SUPPLIED DATA:
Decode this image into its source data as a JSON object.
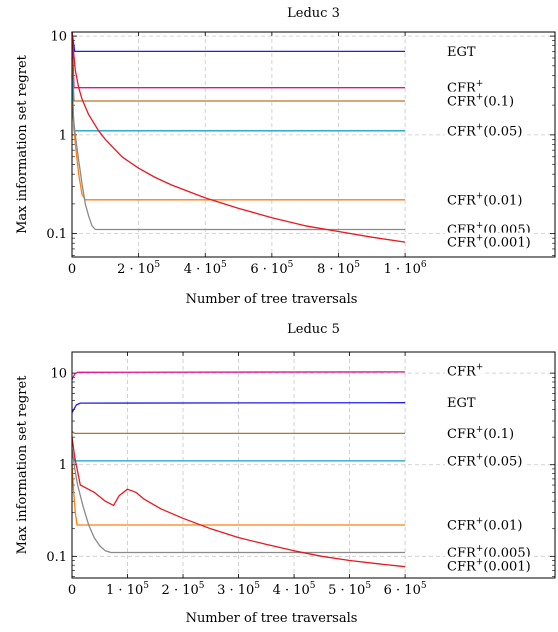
{
  "chart_data": [
    {
      "type": "line",
      "title": "Leduc 3",
      "xlabel": "Number of tree traversals",
      "ylabel": "Max information set regret",
      "xlim": [
        0,
        1450000
      ],
      "ylim": [
        0.058,
        11
      ],
      "yscale": "log",
      "grid": true,
      "x_ticks": [
        {
          "value": 0,
          "label": "0",
          "exp": ""
        },
        {
          "value": 200000,
          "label": "2 · 10",
          "exp": "5"
        },
        {
          "value": 400000,
          "label": "4 · 10",
          "exp": "5"
        },
        {
          "value": 600000,
          "label": "6 · 10",
          "exp": "5"
        },
        {
          "value": 800000,
          "label": "8 · 10",
          "exp": "5"
        },
        {
          "value": 1000000,
          "label": "1 · 10",
          "exp": "6"
        }
      ],
      "y_ticks": [
        {
          "value": 0.1,
          "label": "0.1"
        },
        {
          "value": 1,
          "label": "1"
        },
        {
          "value": 10,
          "label": "10"
        }
      ],
      "series": [
        {
          "name": "EGT",
          "base": "EGT",
          "param": "",
          "color": "#1f1fe6",
          "label_y": 7,
          "x": [
            0,
            8000,
            1000000
          ],
          "y": [
            11,
            7,
            7
          ]
        },
        {
          "name": "CFR+",
          "base": "CFR",
          "param": "",
          "color": "#e0138c",
          "label_y": 3,
          "x": [
            0,
            6000,
            1000000
          ],
          "y": [
            11,
            3,
            3
          ]
        },
        {
          "name": "CFR+(0.1)",
          "base": "CFR",
          "param": "(0.1)",
          "color": "#b8732e",
          "label_y": 2.2,
          "x": [
            0,
            6000,
            1000000
          ],
          "y": [
            6,
            2.2,
            2.2
          ]
        },
        {
          "name": "CFR+(0.05)",
          "base": "CFR",
          "param": "(0.05)",
          "color": "#17a3c8",
          "label_y": 1.1,
          "x": [
            0,
            6000,
            1000000
          ],
          "y": [
            4,
            1.1,
            1.1
          ]
        },
        {
          "name": "CFR+(0.01)",
          "base": "CFR",
          "param": "(0.01)",
          "color": "#ff7f0e",
          "label_y": 0.22,
          "x": [
            0,
            10000,
            20000,
            30000,
            40000,
            1000000
          ],
          "y": [
            2.2,
            0.8,
            0.4,
            0.25,
            0.22,
            0.22
          ]
        },
        {
          "name": "CFR+(0.005)",
          "base": "CFR",
          "param": "(0.005)",
          "color": "#8a8a8a",
          "label_y": 0.11,
          "x": [
            0,
            10000,
            20000,
            30000,
            40000,
            50000,
            60000,
            70000,
            1000000
          ],
          "y": [
            2,
            1.0,
            0.55,
            0.32,
            0.2,
            0.15,
            0.12,
            0.11,
            0.11
          ]
        },
        {
          "name": "CFR+(0.001)",
          "base": "CFR",
          "param": "(0.001)",
          "color": "#e8181e",
          "label_y": 0.082,
          "x": [
            0,
            3000,
            10000,
            20000,
            30000,
            50000,
            80000,
            100000,
            150000,
            200000,
            250000,
            300000,
            400000,
            500000,
            600000,
            700000,
            800000,
            900000,
            1000000
          ],
          "y": [
            11,
            8,
            4.5,
            3.0,
            2.3,
            1.6,
            1.1,
            0.9,
            0.6,
            0.46,
            0.37,
            0.31,
            0.23,
            0.18,
            0.145,
            0.12,
            0.105,
            0.092,
            0.082
          ]
        }
      ]
    },
    {
      "type": "line",
      "title": "Leduc 5",
      "xlabel": "Number of tree traversals",
      "ylabel": "Max information set regret",
      "xlim": [
        0,
        870000
      ],
      "ylim": [
        0.058,
        17
      ],
      "yscale": "log",
      "grid": true,
      "x_ticks": [
        {
          "value": 0,
          "label": "0",
          "exp": ""
        },
        {
          "value": 100000,
          "label": "1 · 10",
          "exp": "5"
        },
        {
          "value": 200000,
          "label": "2 · 10",
          "exp": "5"
        },
        {
          "value": 300000,
          "label": "3 · 10",
          "exp": "5"
        },
        {
          "value": 400000,
          "label": "4 · 10",
          "exp": "5"
        },
        {
          "value": 500000,
          "label": "5 · 10",
          "exp": "5"
        },
        {
          "value": 600000,
          "label": "6 · 10",
          "exp": "5"
        }
      ],
      "y_ticks": [
        {
          "value": 0.1,
          "label": "0.1"
        },
        {
          "value": 1,
          "label": "1"
        },
        {
          "value": 10,
          "label": "10"
        }
      ],
      "series": [
        {
          "name": "CFR+",
          "base": "CFR",
          "param": "",
          "color": "#e0138c",
          "label_y": 10.5,
          "x": [
            0,
            5000,
            10000,
            600000
          ],
          "y": [
            8.5,
            9.8,
            10.2,
            10.3
          ]
        },
        {
          "name": "EGT",
          "base": "EGT",
          "param": "",
          "color": "#1f1fe6",
          "label_y": 4.8,
          "x": [
            0,
            3000,
            8000,
            15000,
            600000
          ],
          "y": [
            3.7,
            4.0,
            4.5,
            4.7,
            4.75
          ]
        },
        {
          "name": "CFR+(0.1)",
          "base": "CFR",
          "param": "(0.1)",
          "color": "#b8732e",
          "label_y": 2.2,
          "x": [
            0,
            5000,
            600000
          ],
          "y": [
            2.3,
            2.2,
            2.2
          ]
        },
        {
          "name": "CFR+(0.05)",
          "base": "CFR",
          "param": "(0.05)",
          "color": "#17a3c8",
          "label_y": 1.1,
          "x": [
            0,
            5000,
            600000
          ],
          "y": [
            1.3,
            1.1,
            1.1
          ]
        },
        {
          "name": "CFR+(0.01)",
          "base": "CFR",
          "param": "(0.01)",
          "color": "#ff7f0e",
          "label_y": 0.22,
          "x": [
            0,
            3000,
            6000,
            9000,
            600000
          ],
          "y": [
            1.0,
            0.5,
            0.3,
            0.22,
            0.22
          ]
        },
        {
          "name": "CFR+(0.005)",
          "base": "CFR",
          "param": "(0.005)",
          "color": "#8a8a8a",
          "label_y": 0.11,
          "x": [
            0,
            5000,
            10000,
            20000,
            30000,
            40000,
            50000,
            60000,
            70000,
            600000
          ],
          "y": [
            1.5,
            0.9,
            0.6,
            0.35,
            0.22,
            0.16,
            0.13,
            0.115,
            0.11,
            0.11
          ]
        },
        {
          "name": "CFR+(0.001)",
          "base": "CFR",
          "param": "(0.001)",
          "color": "#e8181e",
          "label_y": 0.078,
          "x": [
            0,
            5000,
            15000,
            20000,
            40000,
            60000,
            75000,
            85000,
            100000,
            115000,
            130000,
            160000,
            200000,
            250000,
            300000,
            350000,
            400000,
            450000,
            500000,
            550000,
            600000
          ],
          "y": [
            2.0,
            1.2,
            0.6,
            0.58,
            0.5,
            0.4,
            0.36,
            0.46,
            0.54,
            0.5,
            0.42,
            0.33,
            0.26,
            0.2,
            0.16,
            0.135,
            0.115,
            0.1,
            0.09,
            0.083,
            0.077
          ]
        }
      ]
    }
  ]
}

WORK TO COMPLETE:
Pictures are excluded; copy every other part of the records exactly.

SOLUTION TO THIS TASK:
Decode this image into its source data as a JSON object.
{
  "chart_data": [
    {
      "type": "line",
      "title": "Leduc 3",
      "xlabel": "Number of tree traversals",
      "ylabel": "Max information set regret",
      "xlim": [
        0,
        1450000
      ],
      "ylim": [
        0.058,
        11
      ],
      "yscale": "log",
      "grid": true,
      "x_ticks": [
        {
          "value": 0,
          "label": "0",
          "exp": ""
        },
        {
          "value": 200000,
          "label": "2 · 10",
          "exp": "5"
        },
        {
          "value": 400000,
          "label": "4 · 10",
          "exp": "5"
        },
        {
          "value": 600000,
          "label": "6 · 10",
          "exp": "5"
        },
        {
          "value": 800000,
          "label": "8 · 10",
          "exp": "5"
        },
        {
          "value": 1000000,
          "label": "1 · 10",
          "exp": "6"
        }
      ],
      "y_ticks": [
        {
          "value": 0.1,
          "label": "0.1"
        },
        {
          "value": 1,
          "label": "1"
        },
        {
          "value": 10,
          "label": "10"
        }
      ],
      "series": [
        {
          "name": "EGT",
          "base": "EGT",
          "param": "",
          "color": "#1f1fe6",
          "label_y": 7,
          "x": [
            0,
            8000,
            1000000
          ],
          "y": [
            11,
            7,
            7
          ]
        },
        {
          "name": "CFR+",
          "base": "CFR",
          "param": "",
          "color": "#e0138c",
          "label_y": 3,
          "x": [
            0,
            6000,
            1000000
          ],
          "y": [
            11,
            3,
            3
          ]
        },
        {
          "name": "CFR+(0.1)",
          "base": "CFR",
          "param": "(0.1)",
          "color": "#b8732e",
          "label_y": 2.2,
          "x": [
            0,
            6000,
            1000000
          ],
          "y": [
            6,
            2.2,
            2.2
          ]
        },
        {
          "name": "CFR+(0.05)",
          "base": "CFR",
          "param": "(0.05)",
          "color": "#17a3c8",
          "label_y": 1.1,
          "x": [
            0,
            6000,
            1000000
          ],
          "y": [
            4,
            1.1,
            1.1
          ]
        },
        {
          "name": "CFR+(0.01)",
          "base": "CFR",
          "param": "(0.01)",
          "color": "#ff7f0e",
          "label_y": 0.22,
          "x": [
            0,
            10000,
            20000,
            30000,
            40000,
            1000000
          ],
          "y": [
            2.2,
            0.8,
            0.4,
            0.25,
            0.22,
            0.22
          ]
        },
        {
          "name": "CFR+(0.005)",
          "base": "CFR",
          "param": "(0.005)",
          "color": "#8a8a8a",
          "label_y": 0.11,
          "x": [
            0,
            10000,
            20000,
            30000,
            40000,
            50000,
            60000,
            70000,
            1000000
          ],
          "y": [
            2,
            1.0,
            0.55,
            0.32,
            0.2,
            0.15,
            0.12,
            0.11,
            0.11
          ]
        },
        {
          "name": "CFR+(0.001)",
          "base": "CFR",
          "param": "(0.001)",
          "color": "#e8181e",
          "label_y": 0.082,
          "x": [
            0,
            3000,
            10000,
            20000,
            30000,
            50000,
            80000,
            100000,
            150000,
            200000,
            250000,
            300000,
            400000,
            500000,
            600000,
            700000,
            800000,
            900000,
            1000000
          ],
          "y": [
            11,
            8,
            4.5,
            3.0,
            2.3,
            1.6,
            1.1,
            0.9,
            0.6,
            0.46,
            0.37,
            0.31,
            0.23,
            0.18,
            0.145,
            0.12,
            0.105,
            0.092,
            0.082
          ]
        }
      ]
    },
    {
      "type": "line",
      "title": "Leduc 5",
      "xlabel": "Number of tree traversals",
      "ylabel": "Max information set regret",
      "xlim": [
        0,
        870000
      ],
      "ylim": [
        0.058,
        17
      ],
      "yscale": "log",
      "grid": true,
      "x_ticks": [
        {
          "value": 0,
          "label": "0",
          "exp": ""
        },
        {
          "value": 100000,
          "label": "1 · 10",
          "exp": "5"
        },
        {
          "value": 200000,
          "label": "2 · 10",
          "exp": "5"
        },
        {
          "value": 300000,
          "label": "3 · 10",
          "exp": "5"
        },
        {
          "value": 400000,
          "label": "4 · 10",
          "exp": "5"
        },
        {
          "value": 500000,
          "label": "5 · 10",
          "exp": "5"
        },
        {
          "value": 600000,
          "label": "6 · 10",
          "exp": "5"
        }
      ],
      "y_ticks": [
        {
          "value": 0.1,
          "label": "0.1"
        },
        {
          "value": 1,
          "label": "1"
        },
        {
          "value": 10,
          "label": "10"
        }
      ],
      "series": [
        {
          "name": "CFR+",
          "base": "CFR",
          "param": "",
          "color": "#e0138c",
          "label_y": 10.5,
          "x": [
            0,
            5000,
            10000,
            600000
          ],
          "y": [
            8.5,
            9.8,
            10.2,
            10.3
          ]
        },
        {
          "name": "EGT",
          "base": "EGT",
          "param": "",
          "color": "#1f1fe6",
          "label_y": 4.8,
          "x": [
            0,
            3000,
            8000,
            15000,
            600000
          ],
          "y": [
            3.7,
            4.0,
            4.5,
            4.7,
            4.75
          ]
        },
        {
          "name": "CFR+(0.1)",
          "base": "CFR",
          "param": "(0.1)",
          "color": "#b8732e",
          "label_y": 2.2,
          "x": [
            0,
            5000,
            600000
          ],
          "y": [
            2.3,
            2.2,
            2.2
          ]
        },
        {
          "name": "CFR+(0.05)",
          "base": "CFR",
          "param": "(0.05)",
          "color": "#17a3c8",
          "label_y": 1.1,
          "x": [
            0,
            5000,
            600000
          ],
          "y": [
            1.3,
            1.1,
            1.1
          ]
        },
        {
          "name": "CFR+(0.01)",
          "base": "CFR",
          "param": "(0.01)",
          "color": "#ff7f0e",
          "label_y": 0.22,
          "x": [
            0,
            3000,
            6000,
            9000,
            600000
          ],
          "y": [
            1.0,
            0.5,
            0.3,
            0.22,
            0.22
          ]
        },
        {
          "name": "CFR+(0.005)",
          "base": "CFR",
          "param": "(0.005)",
          "color": "#8a8a8a",
          "label_y": 0.11,
          "x": [
            0,
            5000,
            10000,
            20000,
            30000,
            40000,
            50000,
            60000,
            70000,
            600000
          ],
          "y": [
            1.5,
            0.9,
            0.6,
            0.35,
            0.22,
            0.16,
            0.13,
            0.115,
            0.11,
            0.11
          ]
        },
        {
          "name": "CFR+(0.001)",
          "base": "CFR",
          "param": "(0.001)",
          "color": "#e8181e",
          "label_y": 0.078,
          "x": [
            0,
            5000,
            15000,
            20000,
            40000,
            60000,
            75000,
            85000,
            100000,
            115000,
            130000,
            160000,
            200000,
            250000,
            300000,
            350000,
            400000,
            450000,
            500000,
            550000,
            600000
          ],
          "y": [
            2.0,
            1.2,
            0.6,
            0.58,
            0.5,
            0.4,
            0.36,
            0.46,
            0.54,
            0.5,
            0.42,
            0.33,
            0.26,
            0.2,
            0.16,
            0.135,
            0.115,
            0.1,
            0.09,
            0.083,
            0.077
          ]
        }
      ]
    }
  ]
}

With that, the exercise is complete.